Copy everything in the records below, from the line containing "List every element" down through the line containing "active-check-icon (174, 95, 191, 110)", leaving every character of each line unchanged.

═══ INPUT RECORDS

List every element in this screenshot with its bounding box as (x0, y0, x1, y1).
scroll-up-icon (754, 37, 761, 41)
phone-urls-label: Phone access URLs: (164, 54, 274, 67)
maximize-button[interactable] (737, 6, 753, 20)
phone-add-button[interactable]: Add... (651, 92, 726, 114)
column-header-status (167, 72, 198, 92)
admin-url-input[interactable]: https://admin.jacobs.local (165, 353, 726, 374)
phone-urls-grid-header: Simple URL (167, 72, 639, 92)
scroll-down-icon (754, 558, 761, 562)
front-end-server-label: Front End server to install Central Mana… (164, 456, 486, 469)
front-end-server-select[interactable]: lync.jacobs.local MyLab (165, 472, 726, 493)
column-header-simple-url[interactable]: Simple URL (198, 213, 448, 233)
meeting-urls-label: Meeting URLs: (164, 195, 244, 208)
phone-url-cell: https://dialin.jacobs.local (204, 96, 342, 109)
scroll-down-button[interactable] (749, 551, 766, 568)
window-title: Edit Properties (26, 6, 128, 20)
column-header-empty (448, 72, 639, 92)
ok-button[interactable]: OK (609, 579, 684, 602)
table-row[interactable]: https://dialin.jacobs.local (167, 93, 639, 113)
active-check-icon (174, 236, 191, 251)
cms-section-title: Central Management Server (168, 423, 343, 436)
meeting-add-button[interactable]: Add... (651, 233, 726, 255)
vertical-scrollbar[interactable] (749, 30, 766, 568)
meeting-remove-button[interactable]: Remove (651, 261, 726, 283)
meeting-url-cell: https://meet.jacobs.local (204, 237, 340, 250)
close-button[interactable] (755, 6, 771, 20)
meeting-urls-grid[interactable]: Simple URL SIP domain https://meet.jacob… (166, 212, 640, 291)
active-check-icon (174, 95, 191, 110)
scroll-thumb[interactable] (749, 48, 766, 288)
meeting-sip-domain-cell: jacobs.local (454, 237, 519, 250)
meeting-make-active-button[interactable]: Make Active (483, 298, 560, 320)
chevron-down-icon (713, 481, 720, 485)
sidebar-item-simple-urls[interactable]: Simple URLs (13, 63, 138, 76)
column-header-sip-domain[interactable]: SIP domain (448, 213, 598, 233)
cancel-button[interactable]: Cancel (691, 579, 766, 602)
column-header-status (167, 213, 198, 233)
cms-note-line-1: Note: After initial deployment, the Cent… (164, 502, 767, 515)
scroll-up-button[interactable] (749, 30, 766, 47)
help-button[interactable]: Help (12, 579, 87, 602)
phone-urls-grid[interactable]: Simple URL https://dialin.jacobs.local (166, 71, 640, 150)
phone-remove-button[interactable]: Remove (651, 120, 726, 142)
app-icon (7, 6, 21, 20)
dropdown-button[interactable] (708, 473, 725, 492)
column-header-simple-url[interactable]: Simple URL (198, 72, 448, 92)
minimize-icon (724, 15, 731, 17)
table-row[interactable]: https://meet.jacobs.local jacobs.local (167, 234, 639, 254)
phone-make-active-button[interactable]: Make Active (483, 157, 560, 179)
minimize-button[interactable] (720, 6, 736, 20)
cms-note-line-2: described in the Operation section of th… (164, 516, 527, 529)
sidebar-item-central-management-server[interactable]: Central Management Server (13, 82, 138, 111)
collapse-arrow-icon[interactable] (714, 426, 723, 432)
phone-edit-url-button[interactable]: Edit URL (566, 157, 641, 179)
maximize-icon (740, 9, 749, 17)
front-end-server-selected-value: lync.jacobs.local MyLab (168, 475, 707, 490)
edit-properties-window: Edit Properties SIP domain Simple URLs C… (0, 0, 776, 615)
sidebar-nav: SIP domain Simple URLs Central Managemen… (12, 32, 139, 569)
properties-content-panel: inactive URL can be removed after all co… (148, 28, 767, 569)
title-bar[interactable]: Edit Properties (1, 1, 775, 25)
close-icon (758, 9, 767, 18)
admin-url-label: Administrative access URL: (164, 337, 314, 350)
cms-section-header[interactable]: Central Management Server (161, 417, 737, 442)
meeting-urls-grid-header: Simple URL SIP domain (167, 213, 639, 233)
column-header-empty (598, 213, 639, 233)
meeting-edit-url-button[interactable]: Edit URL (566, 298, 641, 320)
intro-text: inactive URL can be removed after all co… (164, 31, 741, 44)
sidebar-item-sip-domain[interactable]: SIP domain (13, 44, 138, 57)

══════
═══ INPUT RECORDS

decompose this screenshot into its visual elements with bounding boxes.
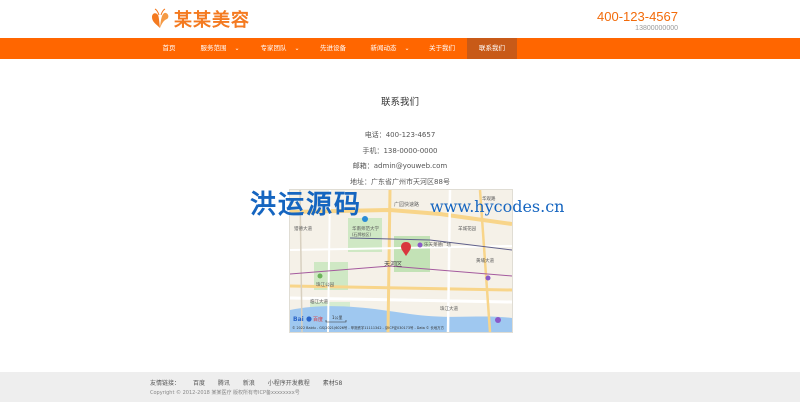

══════

* SOLUTION TO THIS EXERCISE *
List every element in this screenshot with its bounding box as (x0, y0, x1, y1).
scroll-up-icon (754, 37, 761, 41)
phone-urls-label: Phone access URLs: (164, 54, 274, 67)
maximize-button[interactable] (737, 6, 753, 20)
phone-add-button[interactable]: Add... (651, 92, 726, 114)
column-header-status (167, 72, 198, 92)
admin-url-input[interactable]: https://admin.jacobs.local (165, 353, 726, 374)
phone-urls-grid-header: Simple URL (167, 72, 639, 92)
scroll-down-icon (754, 558, 761, 562)
front-end-server-label: Front End server to install Central Mana… (164, 456, 486, 469)
front-end-server-select[interactable]: lync.jacobs.local MyLab (165, 472, 726, 493)
column-header-simple-url[interactable]: Simple URL (198, 213, 448, 233)
meeting-urls-label: Meeting URLs: (164, 195, 244, 208)
phone-url-cell: https://dialin.jacobs.local (204, 96, 342, 109)
scroll-down-button[interactable] (749, 551, 766, 568)
window-title: Edit Properties (26, 6, 128, 20)
column-header-empty (448, 72, 639, 92)
ok-button[interactable]: OK (609, 579, 684, 602)
table-row[interactable]: https://dialin.jacobs.local (167, 93, 639, 113)
active-check-icon (174, 236, 191, 251)
cms-section-title: Central Management Server (168, 423, 343, 436)
meeting-add-button[interactable]: Add... (651, 233, 726, 255)
vertical-scrollbar[interactable] (749, 30, 766, 568)
meeting-remove-button[interactable]: Remove (651, 261, 726, 283)
meeting-url-cell: https://meet.jacobs.local (204, 237, 340, 250)
close-button[interactable] (755, 6, 771, 20)
meeting-urls-grid[interactable]: Simple URL SIP domain https://meet.jacob… (166, 212, 640, 291)
active-check-icon (174, 95, 191, 110)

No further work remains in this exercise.